**Exercise task**
Which lines in the records below contain the word "geboren"? Copy each of them.

**Record extracts**
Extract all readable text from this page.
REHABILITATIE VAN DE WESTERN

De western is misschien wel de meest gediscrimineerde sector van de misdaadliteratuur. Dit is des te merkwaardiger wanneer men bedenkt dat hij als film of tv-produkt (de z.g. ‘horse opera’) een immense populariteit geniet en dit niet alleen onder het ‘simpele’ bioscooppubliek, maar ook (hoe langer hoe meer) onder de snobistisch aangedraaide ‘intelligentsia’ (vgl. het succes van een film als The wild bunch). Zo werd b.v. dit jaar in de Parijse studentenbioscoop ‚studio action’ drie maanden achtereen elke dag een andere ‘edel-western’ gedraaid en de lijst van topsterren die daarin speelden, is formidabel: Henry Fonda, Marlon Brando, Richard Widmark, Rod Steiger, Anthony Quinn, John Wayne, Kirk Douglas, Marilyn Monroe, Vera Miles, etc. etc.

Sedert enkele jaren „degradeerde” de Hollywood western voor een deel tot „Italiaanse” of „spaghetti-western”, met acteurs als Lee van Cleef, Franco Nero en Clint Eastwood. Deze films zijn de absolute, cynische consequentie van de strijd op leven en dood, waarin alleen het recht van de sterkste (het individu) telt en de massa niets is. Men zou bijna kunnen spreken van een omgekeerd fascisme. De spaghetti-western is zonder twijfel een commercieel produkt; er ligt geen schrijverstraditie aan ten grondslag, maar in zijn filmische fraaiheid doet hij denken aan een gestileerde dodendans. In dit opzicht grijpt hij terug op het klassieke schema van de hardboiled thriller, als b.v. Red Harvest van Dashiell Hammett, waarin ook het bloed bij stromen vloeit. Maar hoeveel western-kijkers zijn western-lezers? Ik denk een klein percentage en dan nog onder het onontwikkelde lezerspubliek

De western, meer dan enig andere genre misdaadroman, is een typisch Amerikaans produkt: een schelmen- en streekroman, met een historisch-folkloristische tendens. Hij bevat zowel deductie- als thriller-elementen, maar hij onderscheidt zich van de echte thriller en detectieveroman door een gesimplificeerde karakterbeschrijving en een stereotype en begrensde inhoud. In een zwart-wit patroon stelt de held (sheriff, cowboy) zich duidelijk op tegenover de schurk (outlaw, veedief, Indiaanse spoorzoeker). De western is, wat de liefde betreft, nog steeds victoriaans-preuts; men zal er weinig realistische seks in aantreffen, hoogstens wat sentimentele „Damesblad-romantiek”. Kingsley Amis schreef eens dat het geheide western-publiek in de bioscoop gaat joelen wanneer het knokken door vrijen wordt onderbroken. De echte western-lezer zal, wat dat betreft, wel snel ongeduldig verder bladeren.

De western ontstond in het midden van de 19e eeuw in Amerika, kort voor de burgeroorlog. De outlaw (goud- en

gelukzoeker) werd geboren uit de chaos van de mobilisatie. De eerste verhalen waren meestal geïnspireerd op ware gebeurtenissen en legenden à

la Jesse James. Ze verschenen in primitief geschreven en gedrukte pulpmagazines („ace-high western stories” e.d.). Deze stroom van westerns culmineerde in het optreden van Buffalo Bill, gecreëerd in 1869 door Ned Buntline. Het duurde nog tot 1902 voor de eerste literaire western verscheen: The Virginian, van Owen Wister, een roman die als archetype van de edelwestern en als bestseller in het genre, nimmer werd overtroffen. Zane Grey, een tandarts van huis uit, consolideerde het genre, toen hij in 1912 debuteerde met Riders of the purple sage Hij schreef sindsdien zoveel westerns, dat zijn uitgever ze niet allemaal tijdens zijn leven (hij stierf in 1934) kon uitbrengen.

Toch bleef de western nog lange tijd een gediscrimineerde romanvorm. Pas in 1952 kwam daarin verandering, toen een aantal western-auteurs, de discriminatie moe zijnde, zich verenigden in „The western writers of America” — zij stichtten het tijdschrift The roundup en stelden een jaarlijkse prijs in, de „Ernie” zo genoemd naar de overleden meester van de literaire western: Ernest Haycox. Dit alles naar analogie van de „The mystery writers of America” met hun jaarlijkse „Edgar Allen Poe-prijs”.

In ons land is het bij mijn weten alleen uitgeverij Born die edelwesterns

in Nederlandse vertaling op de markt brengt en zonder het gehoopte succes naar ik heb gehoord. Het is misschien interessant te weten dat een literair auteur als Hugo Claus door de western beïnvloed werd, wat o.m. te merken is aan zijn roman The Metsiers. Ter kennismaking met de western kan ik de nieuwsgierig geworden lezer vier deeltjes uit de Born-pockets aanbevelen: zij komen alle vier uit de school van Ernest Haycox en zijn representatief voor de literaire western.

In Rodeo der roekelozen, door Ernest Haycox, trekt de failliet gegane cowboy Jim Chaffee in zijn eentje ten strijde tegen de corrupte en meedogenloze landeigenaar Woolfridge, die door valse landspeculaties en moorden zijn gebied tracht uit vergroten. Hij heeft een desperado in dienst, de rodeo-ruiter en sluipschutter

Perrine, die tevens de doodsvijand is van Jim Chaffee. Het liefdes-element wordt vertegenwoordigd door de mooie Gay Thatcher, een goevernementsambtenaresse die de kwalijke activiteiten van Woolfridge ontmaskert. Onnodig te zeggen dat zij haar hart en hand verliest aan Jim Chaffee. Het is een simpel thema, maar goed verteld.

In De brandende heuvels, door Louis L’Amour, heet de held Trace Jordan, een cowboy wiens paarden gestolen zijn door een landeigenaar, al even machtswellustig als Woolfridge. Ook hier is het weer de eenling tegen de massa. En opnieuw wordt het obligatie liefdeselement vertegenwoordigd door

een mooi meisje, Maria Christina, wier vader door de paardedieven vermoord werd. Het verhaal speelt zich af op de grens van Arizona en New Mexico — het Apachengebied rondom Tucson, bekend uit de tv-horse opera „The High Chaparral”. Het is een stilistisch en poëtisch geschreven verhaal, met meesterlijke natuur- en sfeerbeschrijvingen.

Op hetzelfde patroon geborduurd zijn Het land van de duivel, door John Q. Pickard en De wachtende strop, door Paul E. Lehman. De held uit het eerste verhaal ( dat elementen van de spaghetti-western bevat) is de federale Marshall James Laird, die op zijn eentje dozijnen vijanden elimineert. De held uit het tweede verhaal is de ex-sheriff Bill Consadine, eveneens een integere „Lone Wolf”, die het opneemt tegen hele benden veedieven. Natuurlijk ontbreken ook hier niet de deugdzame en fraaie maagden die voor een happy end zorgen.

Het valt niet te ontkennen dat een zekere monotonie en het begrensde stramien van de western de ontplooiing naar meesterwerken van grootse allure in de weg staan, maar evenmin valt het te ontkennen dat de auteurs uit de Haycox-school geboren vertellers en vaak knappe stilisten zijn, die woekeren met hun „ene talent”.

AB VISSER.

**Reply to the task**
gelukzoeker) werd geboren uit de chaos van de mobilisatie. De eerste verhalen waren meestal geïnspireerd op ware gebeurtenissen en legenden à
Het valt niet te ontkennen dat een zekere monotonie en het begrensde stramien van de western de ontplooiing naar meesterwerken van grootse allure in de weg staan, maar evenmin valt het te ontkennen dat de auteurs uit de Haycox-school geboren vertellers en vaak knappe stilisten zijn, die woekeren met hun „ene talent”.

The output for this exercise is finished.